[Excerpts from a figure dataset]

--- Start ---

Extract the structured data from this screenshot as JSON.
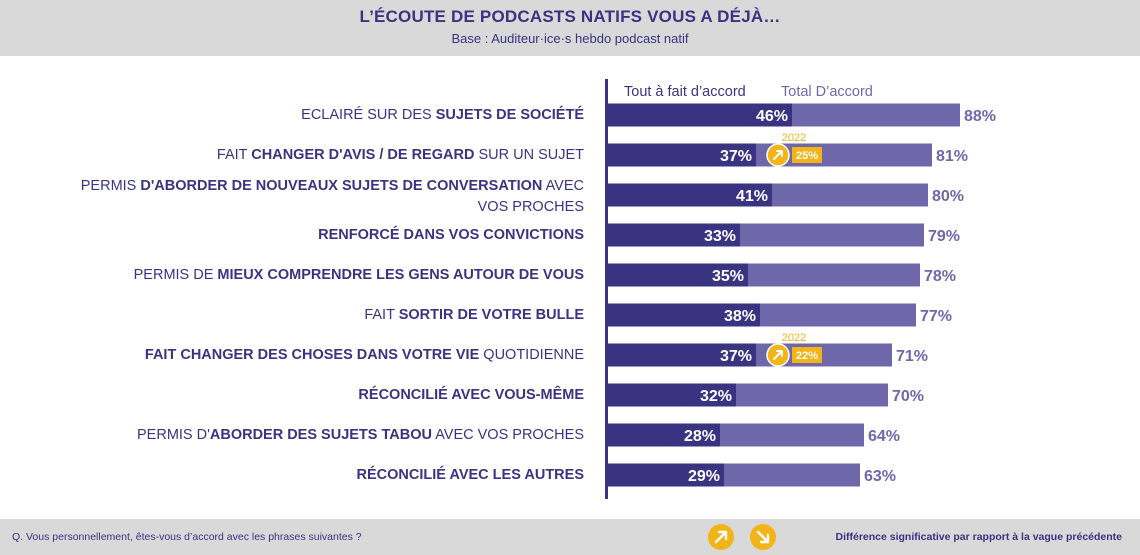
{
  "header": {
    "title": "L’ÉCOUTE DE PODCASTS NATIFS VOUS A DÉJÀ…",
    "subtitle": "Base : Auditeur·ice·s hebdo podcast natif"
  },
  "footer": {
    "question": "Q. Vous personnellement, êtes-vous d’accord avec les phrases suivantes ?",
    "note": "Différence significative par rapport à la vague précédente",
    "up_icon": "arrow-up-right-icon",
    "down_icon": "arrow-down-right-icon"
  },
  "colors": {
    "accent_dark": "#3a3381",
    "accent_light": "#6e67aa",
    "highlight": "#f2b417",
    "header_bg": "#d9d9d9"
  },
  "chart_data": {
    "type": "bar",
    "orientation": "horizontal",
    "title": "L’ÉCOUTE DE PODCASTS NATIFS VOUS A DÉJÀ…",
    "subtitle": "Base : Auditeur·ice·s hebdo podcast natif",
    "unit": "%",
    "xlim": [
      0,
      100
    ],
    "legend_position": "top",
    "series": [
      {
        "name": "Tout à fait d’accord",
        "color": "#3a3381",
        "values": [
          46,
          37,
          41,
          33,
          35,
          38,
          37,
          32,
          28,
          29
        ]
      },
      {
        "name": "Total D’accord",
        "color": "#6e67aa",
        "values": [
          88,
          81,
          80,
          79,
          78,
          77,
          71,
          70,
          64,
          63
        ]
      }
    ],
    "categories": [
      {
        "lines": [
          [
            {
              "t": "ECLAIRÉ SUR DES ",
              "b": false
            },
            {
              "t": "SUJETS DE SOCIÉTÉ",
              "b": true
            }
          ]
        ]
      },
      {
        "lines": [
          [
            {
              "t": "FAIT ",
              "b": false
            },
            {
              "t": "CHANGER D'AVIS / DE REGARD",
              "b": true
            },
            {
              "t": " SUR UN SUJET",
              "b": false
            }
          ]
        ]
      },
      {
        "lines": [
          [
            {
              "t": "PERMIS ",
              "b": false
            },
            {
              "t": "D'ABORDER DE NOUVEAUX SUJETS DE CONVERSATION",
              "b": true
            },
            {
              "t": " AVEC",
              "b": false
            }
          ],
          [
            {
              "t": "VOS PROCHES",
              "b": false
            }
          ]
        ]
      },
      {
        "lines": [
          [
            {
              "t": "RENFORCÉ DANS VOS CONVICTIONS",
              "b": true
            }
          ]
        ]
      },
      {
        "lines": [
          [
            {
              "t": "PERMIS DE ",
              "b": false
            },
            {
              "t": "MIEUX COMPRENDRE LES GENS AUTOUR DE VOUS",
              "b": true
            }
          ]
        ]
      },
      {
        "lines": [
          [
            {
              "t": "FAIT ",
              "b": false
            },
            {
              "t": "SORTIR DE VOTRE BULLE",
              "b": true
            }
          ]
        ]
      },
      {
        "lines": [
          [
            {
              "t": "FAIT CHANGER DES CHOSES DANS VOTRE VIE",
              "b": true
            },
            {
              "t": " QUOTIDIENNE",
              "b": false
            }
          ]
        ]
      },
      {
        "lines": [
          [
            {
              "t": "RÉCONCILIÉ AVEC VOUS-MÊME",
              "b": true
            }
          ]
        ]
      },
      {
        "lines": [
          [
            {
              "t": "PERMIS D'",
              "b": false
            },
            {
              "t": "ABORDER DES SUJETS TABOU",
              "b": true
            },
            {
              "t": " AVEC VOS PROCHES",
              "b": false
            }
          ]
        ]
      },
      {
        "lines": [
          [
            {
              "t": "RÉCONCILIÉ AVEC LES AUTRES",
              "b": true
            }
          ]
        ]
      }
    ],
    "annotations": [
      {
        "row": 1,
        "year": "2022",
        "previous_value": "25%",
        "direction": "up"
      },
      {
        "row": 6,
        "year": "2022",
        "previous_value": "22%",
        "direction": "up"
      }
    ]
  }
}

--- End ---

* Problem: Omit all pictures while transcribing the entries verbatim.

* The reply:
Extract the structured data from this screenshot as JSON.
{
  "header": {
    "title": "L’ÉCOUTE DE PODCASTS NATIFS VOUS A DÉJÀ…",
    "subtitle": "Base : Auditeur·ice·s hebdo podcast natif"
  },
  "footer": {
    "question": "Q. Vous personnellement, êtes-vous d’accord avec les phrases suivantes ?",
    "note": "Différence significative par rapport à la vague précédente",
    "up_icon": "arrow-up-right-icon",
    "down_icon": "arrow-down-right-icon"
  },
  "colors": {
    "accent_dark": "#3a3381",
    "accent_light": "#6e67aa",
    "highlight": "#f2b417",
    "header_bg": "#d9d9d9"
  },
  "chart_data": {
    "type": "bar",
    "orientation": "horizontal",
    "title": "L’ÉCOUTE DE PODCASTS NATIFS VOUS A DÉJÀ…",
    "subtitle": "Base : Auditeur·ice·s hebdo podcast natif",
    "unit": "%",
    "xlim": [
      0,
      100
    ],
    "legend_position": "top",
    "series": [
      {
        "name": "Tout à fait d’accord",
        "color": "#3a3381",
        "values": [
          46,
          37,
          41,
          33,
          35,
          38,
          37,
          32,
          28,
          29
        ]
      },
      {
        "name": "Total D’accord",
        "color": "#6e67aa",
        "values": [
          88,
          81,
          80,
          79,
          78,
          77,
          71,
          70,
          64,
          63
        ]
      }
    ],
    "categories": [
      {
        "lines": [
          [
            {
              "t": "ECLAIRÉ SUR DES ",
              "b": false
            },
            {
              "t": "SUJETS DE SOCIÉTÉ",
              "b": true
            }
          ]
        ]
      },
      {
        "lines": [
          [
            {
              "t": "FAIT ",
              "b": false
            },
            {
              "t": "CHANGER D'AVIS / DE REGARD",
              "b": true
            },
            {
              "t": " SUR UN SUJET",
              "b": false
            }
          ]
        ]
      },
      {
        "lines": [
          [
            {
              "t": "PERMIS ",
              "b": false
            },
            {
              "t": "D'ABORDER DE NOUVEAUX SUJETS DE CONVERSATION",
              "b": true
            },
            {
              "t": " AVEC",
              "b": false
            }
          ],
          [
            {
              "t": "VOS PROCHES",
              "b": false
            }
          ]
        ]
      },
      {
        "lines": [
          [
            {
              "t": "RENFORCÉ DANS VOS CONVICTIONS",
              "b": true
            }
          ]
        ]
      },
      {
        "lines": [
          [
            {
              "t": "PERMIS DE ",
              "b": false
            },
            {
              "t": "MIEUX COMPRENDRE LES GENS AUTOUR DE VOUS",
              "b": true
            }
          ]
        ]
      },
      {
        "lines": [
          [
            {
              "t": "FAIT ",
              "b": false
            },
            {
              "t": "SORTIR DE VOTRE BULLE",
              "b": true
            }
          ]
        ]
      },
      {
        "lines": [
          [
            {
              "t": "FAIT CHANGER DES CHOSES DANS VOTRE VIE",
              "b": true
            },
            {
              "t": " QUOTIDIENNE",
              "b": false
            }
          ]
        ]
      },
      {
        "lines": [
          [
            {
              "t": "RÉCONCILIÉ AVEC VOUS-MÊME",
              "b": true
            }
          ]
        ]
      },
      {
        "lines": [
          [
            {
              "t": "PERMIS D'",
              "b": false
            },
            {
              "t": "ABORDER DES SUJETS TABOU",
              "b": true
            },
            {
              "t": " AVEC VOS PROCHES",
              "b": false
            }
          ]
        ]
      },
      {
        "lines": [
          [
            {
              "t": "RÉCONCILIÉ AVEC LES AUTRES",
              "b": true
            }
          ]
        ]
      }
    ],
    "annotations": [
      {
        "row": 1,
        "year": "2022",
        "previous_value": "25%",
        "direction": "up"
      },
      {
        "row": 6,
        "year": "2022",
        "previous_value": "22%",
        "direction": "up"
      }
    ]
  }
}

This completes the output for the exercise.